---- DOCUMENT EXCERPT

This is an archive of the discontinued LLVM Phabricator instance.

Mere SHF_STRING
ClosedPublic

Authored by rafael on Oct 21 2015, 2:15 PM.

Details

Reviewers
ruiu
Summary

This as another early patch FYI.

The main issues with this one is the use of llvm::StringTableBuilder. It assumes a specific string format and we have to hack around it. It is also fairly slow.

With this patch the size of clang goes from 87499552 to 77160296, but the link time goes from 0.527103515 to 1.072978416.

Gold produces a binary that is 64589560 bytes long in 1.099916754 seconds.

I will try to code a more efficient StringTableBuilder and optimize offset lookups.

Diff Detail

Event Timeline

rafael updated this revision to Diff 38048.Oct 21 2015, 2:15 PM
rafael retitled this revision from to Mere SHF_STRING.
rafael updated this object.
rafael added a reviewer: ruiu.
rafael added a subscriber: llvm-commits.
ruiu edited edge metadata.Oct 21 2015, 2:35 PM

Do we have a balance tree or trie in LLVM? Is there any other good data structure to find common string prefix quickly?

Adding strings to the merge section in string length order (insert longer strings first) would help?

--------
---- DATA

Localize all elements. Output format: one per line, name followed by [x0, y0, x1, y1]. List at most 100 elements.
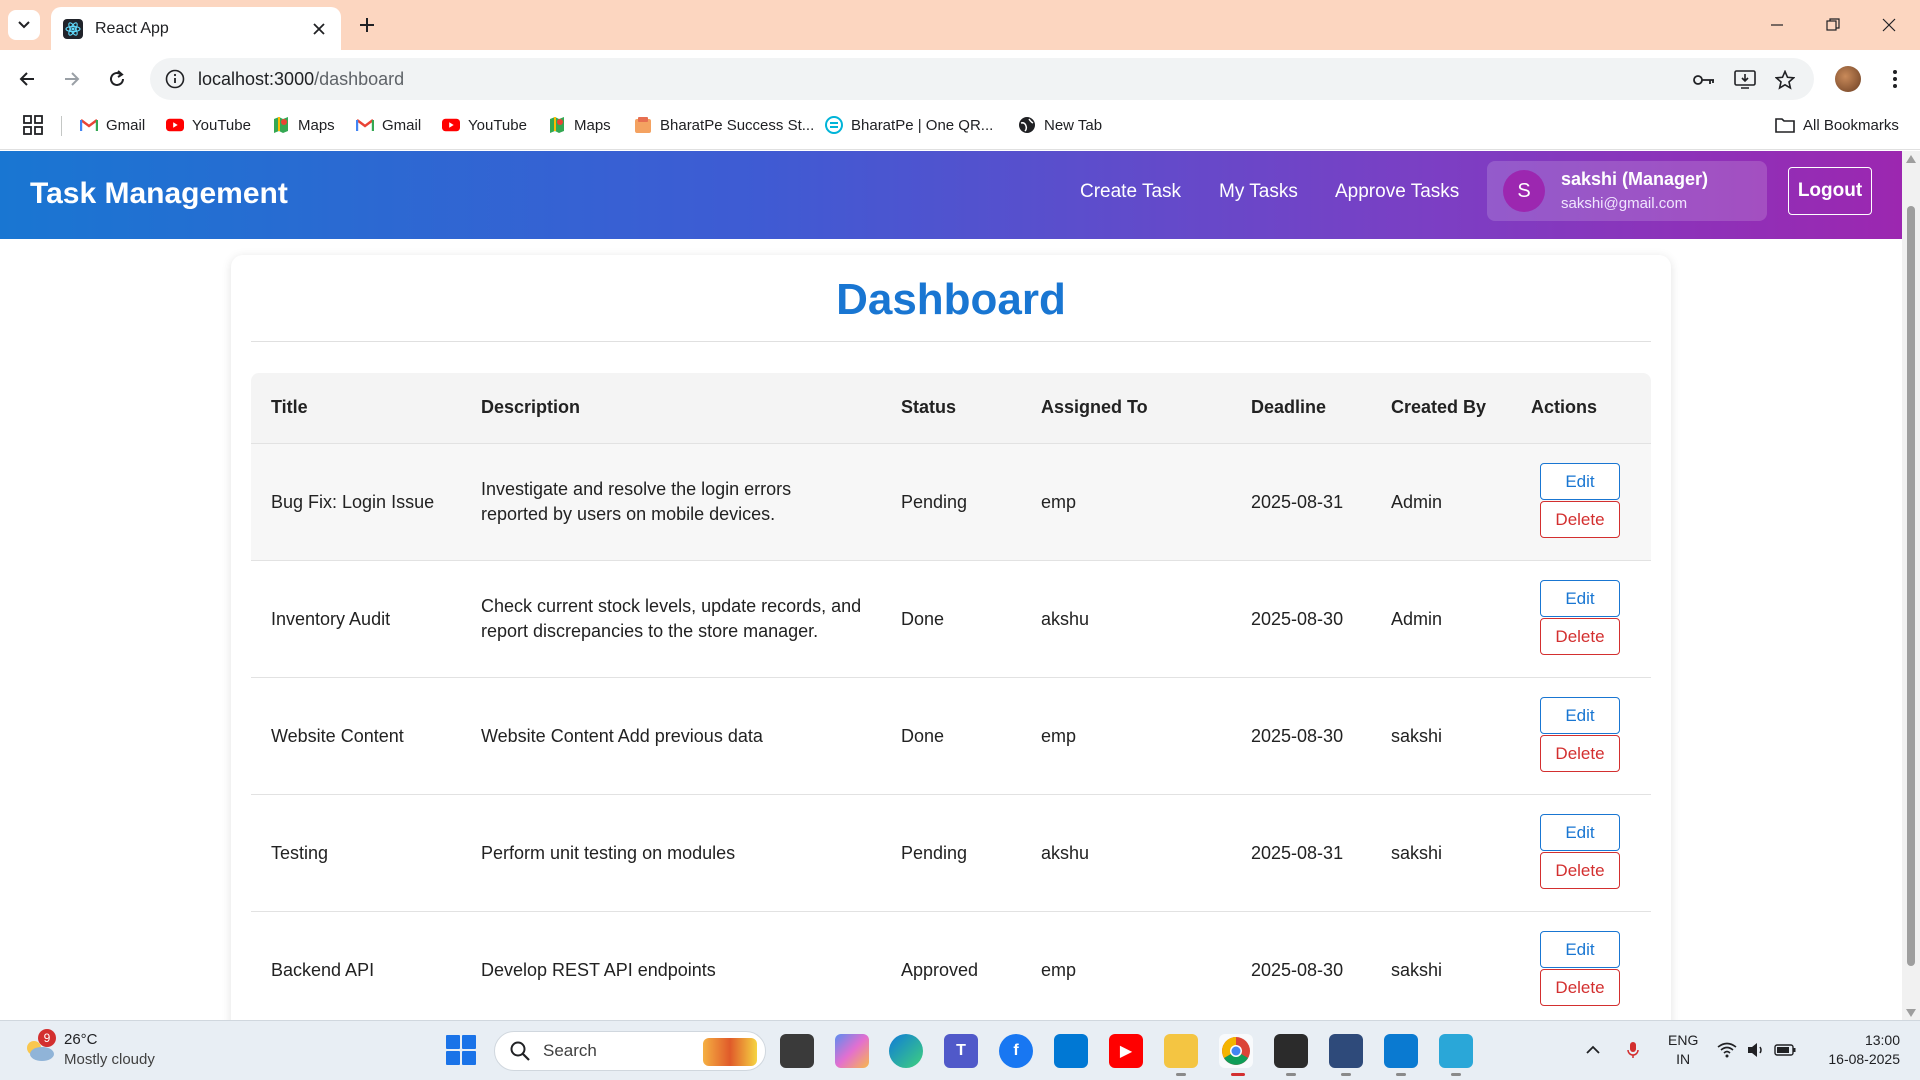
- battery-icon[interactable]: [1774, 1039, 1796, 1061]
- bookmark-label: BharatPe | One QR...: [851, 116, 994, 134]
- tab-search-button[interactable]: [8, 10, 40, 40]
- gmail-icon: [80, 116, 98, 134]
- bookmark-youtube[interactable]: YouTube: [166, 112, 251, 138]
- delete-button[interactable]: Delete: [1540, 852, 1620, 889]
- scroll-up-arrow-icon[interactable]: [1906, 155, 1916, 163]
- key-icon: [1693, 75, 1714, 85]
- cell-created-by: sakshi: [1391, 843, 1443, 863]
- delete-button[interactable]: Delete: [1540, 735, 1620, 772]
- wifi-icon[interactable]: [1716, 1039, 1738, 1061]
- back-button[interactable]: [12, 64, 42, 94]
- language-indicator[interactable]: ENG IN: [1668, 1031, 1698, 1069]
- bookmark-new-tab[interactable]: New Tab: [1018, 112, 1102, 138]
- cell-deadline: 2025-08-30: [1251, 960, 1344, 980]
- bookmark-youtube-2[interactable]: YouTube: [442, 112, 527, 138]
- bookmark-bharatpe-qr[interactable]: BharatPe | One QR...: [825, 112, 993, 138]
- page-scrollbar[interactable]: [1902, 151, 1920, 1021]
- chrome-menu-button[interactable]: [1882, 66, 1908, 92]
- edit-button[interactable]: Edit: [1540, 463, 1620, 500]
- bookmark-bharatpe-success[interactable]: BharatPe Success St...: [634, 112, 814, 138]
- bookmark-label: BharatPe Success St...: [660, 116, 815, 134]
- delete-button[interactable]: Delete: [1540, 618, 1620, 655]
- app-icon[interactable]: [1329, 1034, 1363, 1068]
- facebook-icon[interactable]: f: [999, 1034, 1033, 1068]
- cell-assigned-to: emp: [1041, 960, 1077, 980]
- nav-my-tasks[interactable]: My Tasks: [1219, 181, 1298, 203]
- column-actions: Actions: [1531, 397, 1598, 417]
- windows-logo-icon: [446, 1035, 460, 1049]
- app-header: Task Management Create Task My Tasks App…: [0, 151, 1902, 239]
- bookmark-maps[interactable]: Maps: [272, 112, 335, 138]
- bookmark-star-button[interactable]: [1772, 67, 1798, 93]
- youtube-app-icon[interactable]: ▶: [1109, 1034, 1143, 1068]
- scroll-down-arrow-icon[interactable]: [1906, 1009, 1916, 1017]
- reload-button[interactable]: [102, 64, 132, 94]
- weather-temperature[interactable]: 26°C: [64, 1031, 98, 1048]
- store-icon[interactable]: [1054, 1034, 1088, 1068]
- edit-button[interactable]: Edit: [1540, 697, 1620, 734]
- bookmark-gmail[interactable]: Gmail: [80, 112, 145, 138]
- forward-button[interactable]: [57, 64, 87, 94]
- active-indicator: [1231, 1073, 1245, 1076]
- cell-created-by: Admin: [1391, 609, 1443, 629]
- scrollbar-thumb[interactable]: [1907, 206, 1915, 966]
- cell-title: Bug Fix: Login Issue: [271, 492, 435, 512]
- nav-approve-tasks[interactable]: Approve Tasks: [1335, 181, 1459, 203]
- browser-tab-active[interactable]: React App: [51, 7, 341, 50]
- taskbar-search[interactable]: Search: [494, 1031, 766, 1071]
- notepad-icon[interactable]: [1439, 1034, 1473, 1068]
- apps-grid-icon[interactable]: [22, 114, 44, 136]
- user-avatar: S: [1503, 170, 1545, 212]
- edit-button[interactable]: Edit: [1540, 814, 1620, 851]
- arrow-right-icon: [65, 72, 80, 86]
- windows-logo-icon: [462, 1035, 476, 1049]
- delete-button[interactable]: Delete: [1540, 501, 1620, 538]
- cell-status: Done: [901, 726, 945, 746]
- bookmark-maps-2[interactable]: Maps: [548, 112, 611, 138]
- volume-icon[interactable]: [1745, 1039, 1767, 1061]
- install-app-button[interactable]: [1732, 67, 1758, 93]
- address-bar[interactable]: localhost:3000/dashboard: [150, 58, 1814, 100]
- profile-avatar[interactable]: [1835, 66, 1861, 92]
- restore-button[interactable]: [1820, 12, 1846, 38]
- nav-create-task[interactable]: Create Task: [1080, 181, 1181, 203]
- edge-icon[interactable]: [889, 1034, 923, 1068]
- bookmark-gmail-2[interactable]: Gmail: [356, 112, 421, 138]
- cell-title: Website Content: [271, 726, 404, 746]
- vscode-icon[interactable]: [1384, 1034, 1418, 1068]
- show-hidden-icons-button[interactable]: [1582, 1039, 1604, 1061]
- cell-deadline: 2025-08-30: [1251, 609, 1344, 629]
- table-header: Title Description Status Assigned To Dea…: [251, 373, 1651, 444]
- edit-button[interactable]: Edit: [1540, 931, 1620, 968]
- all-bookmarks-button[interactable]: All Bookmarks: [1775, 112, 1899, 138]
- minimize-button[interactable]: [1764, 12, 1790, 38]
- new-tab-button[interactable]: [353, 11, 381, 39]
- task-view-icon[interactable]: [780, 1034, 814, 1068]
- microphone-icon[interactable]: [1622, 1039, 1644, 1061]
- clock[interactable]: 13:00 16-08-2025: [1820, 1031, 1900, 1069]
- search-placeholder: Search: [543, 1041, 597, 1060]
- copilot-icon[interactable]: [835, 1034, 869, 1068]
- info-icon[interactable]: [164, 68, 186, 90]
- close-tab-icon[interactable]: [309, 19, 329, 39]
- cell-description: Check current stock levels, update recor…: [481, 594, 881, 644]
- bookmark-label: Gmail: [382, 116, 422, 134]
- terminal-icon[interactable]: [1274, 1034, 1308, 1068]
- search-highlight-image: [703, 1038, 757, 1066]
- chrome-icon[interactable]: [1219, 1034, 1253, 1068]
- weather-description[interactable]: Mostly cloudy: [64, 1051, 155, 1068]
- arrow-left-icon: [19, 72, 34, 86]
- logout-button[interactable]: Logout: [1788, 167, 1872, 215]
- teams-icon[interactable]: T: [944, 1034, 978, 1068]
- minimize-icon: [1771, 24, 1783, 26]
- user-email: sakshi@gmail.com: [1561, 195, 1688, 212]
- delete-button[interactable]: Delete: [1540, 969, 1620, 1006]
- windows-logo-icon: [446, 1051, 460, 1065]
- file-explorer-icon[interactable]: [1164, 1034, 1198, 1068]
- edit-button[interactable]: Edit: [1540, 580, 1620, 617]
- start-button[interactable]: [446, 1035, 476, 1065]
- cell-deadline: 2025-08-30: [1251, 726, 1344, 746]
- cell-status: Approved: [901, 960, 979, 980]
- password-key-button[interactable]: [1691, 67, 1717, 93]
- close-window-button[interactable]: [1876, 12, 1902, 38]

--------

### AIM 1:
According to the SHF_STRING review page, how many bytes long is the binary that gold produces?
### AIM 2:
From the SHF_STRING review page, output the part that opens with the words containing "Event Timeline" and closes with "a subscriber: llvm-commits.".
### AIM 3:
Continue the SHF_STRING review page from the point where it stops.

### TASK OUTPUT 1:
64589560 bytes.

### TASK OUTPUT 2:
Event Timeline

rafael updated this revision to Diff 38048.Oct 21 2015, 2:15 PM
rafael retitled this revision from to Mere SHF_STRING.
rafael updated this object.
rafael added a reviewer: ruiu.
rafael added a subscriber: llvm-commits.

### TASK OUTPUT 3:
ELF/InputSection.cpp
181

I think we really don't have to support SHF_MERGE string section whose entry size is not 1 because almost all string literals are in ASCII or in UTF-8.

emaste added a subscriber: emaste.Oct 21 2015, 4:44 PM
rafael updated this revision to Diff 38172.Oct 22 2015, 2:08 PM
rafael edited edge metadata.

Implemented some optimizations:

  • Implements in llvm (git pull)
  • Store the start point of each string in the input section.
  • Cache the output offset.

Since the string case with this also works for regular merge data, use it there too.

I am doing a new clang build with this and will post the results shortly.

I am doing a new clang build with this and will post the results shortly.

This time including --gc-sections (since it is already on master):

  • gold 77092528 bytes, 1.591897178 seconds
  • master 84991536 bytes, 0.501578306 seconds
  • patch 74723056 bytes, 0.734235534 seconds

Cheers,
Rafael

ruiu added inline comments.Oct 22 2015, 3:53 PM
ELF/InputSection.h
83

Do we need this class? This class seems to provide only this member function, getOffset(). I'd be tempted to squash the class hierarchy by removing this.

ELF/OutputSections.cpp
760–763

You can use std::all_of if you like.

ELF/OutputSections.h
255

Do you really need this cache? StringTableBuilder now provides a map from stringRef to its offset in the section, so this seems to be redundant.

rafael added inline comments.Oct 23 2015, 5:47 AM
ELF/OutputSections.h
255

Good question.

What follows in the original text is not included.